* ROWS *
*****
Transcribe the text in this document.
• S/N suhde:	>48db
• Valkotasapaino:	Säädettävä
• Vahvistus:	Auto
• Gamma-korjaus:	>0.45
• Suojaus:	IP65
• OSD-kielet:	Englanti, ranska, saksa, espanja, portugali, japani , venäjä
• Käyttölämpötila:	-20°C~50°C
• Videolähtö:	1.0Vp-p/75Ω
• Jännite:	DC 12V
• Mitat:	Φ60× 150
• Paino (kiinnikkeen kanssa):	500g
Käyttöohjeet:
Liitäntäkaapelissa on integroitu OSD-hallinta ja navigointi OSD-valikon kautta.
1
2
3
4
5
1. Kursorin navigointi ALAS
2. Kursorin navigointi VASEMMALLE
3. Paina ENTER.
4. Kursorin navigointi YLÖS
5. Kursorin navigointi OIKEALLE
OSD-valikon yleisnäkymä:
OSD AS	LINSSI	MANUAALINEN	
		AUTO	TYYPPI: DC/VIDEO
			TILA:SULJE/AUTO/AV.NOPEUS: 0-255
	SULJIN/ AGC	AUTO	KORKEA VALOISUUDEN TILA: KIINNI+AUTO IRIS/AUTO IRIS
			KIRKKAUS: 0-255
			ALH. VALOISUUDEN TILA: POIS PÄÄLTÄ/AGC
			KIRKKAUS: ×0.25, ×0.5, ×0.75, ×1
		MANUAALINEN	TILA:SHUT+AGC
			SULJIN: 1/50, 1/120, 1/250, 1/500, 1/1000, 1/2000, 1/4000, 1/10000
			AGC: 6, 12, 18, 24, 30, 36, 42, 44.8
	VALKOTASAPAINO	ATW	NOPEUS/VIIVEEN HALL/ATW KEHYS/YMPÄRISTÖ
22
*****
* SHORT EXERCISE *
The lines above should be duplicated exactly.

* CORRECT RESULT *
Transcribe the text in this document.
• S/N suhde:	>48db
• Valkotasapaino:	Säädettävä
• Vahvistus:	Auto
• Gamma-korjaus:	>0.45
• Suojaus:	IP65
• OSD-kielet:	Englanti, ranska, saksa, espanja, portugali, japani , venäjä
• Käyttölämpötila:	-20°C~50°C
• Videolähtö:	1.0Vp-p/75Ω
• Jännite:	DC 12V
• Mitat:	Φ60× 150
• Paino (kiinnikkeen kanssa):	500g
Käyttöohjeet:
Liitäntäkaapelissa on integroitu OSD-hallinta ja navigointi OSD-valikon kautta.
1
2
3
4
5
1. Kursorin navigointi ALAS
2. Kursorin navigointi VASEMMALLE
3. Paina ENTER.
4. Kursorin navigointi YLÖS
5. Kursorin navigointi OIKEALLE
OSD-valikon yleisnäkymä:
OSD AS	LINSSI	MANUAALINEN	
		AUTO	TYYPPI: DC/VIDEO
			TILA:SULJE/AUTO/AV.NOPEUS: 0-255
	SULJIN/ AGC	AUTO	KORKEA VALOISUUDEN TILA: KIINNI+AUTO IRIS/AUTO IRIS
			KIRKKAUS: 0-255
			ALH. VALOISUUDEN TILA: POIS PÄÄLTÄ/AGC
			KIRKKAUS: ×0.25, ×0.5, ×0.75, ×1
		MANUAALINEN	TILA:SHUT+AGC
			SULJIN: 1/50, 1/120, 1/250, 1/500, 1/1000, 1/2000, 1/4000, 1/10000
			AGC: 6, 12, 18, 24, 30, 36, 42, 44.8
	VALKOTASAPAINO	ATW	NOPEUS/VIIVEEN HALL/ATW KEHYS/YMPÄRISTÖ
22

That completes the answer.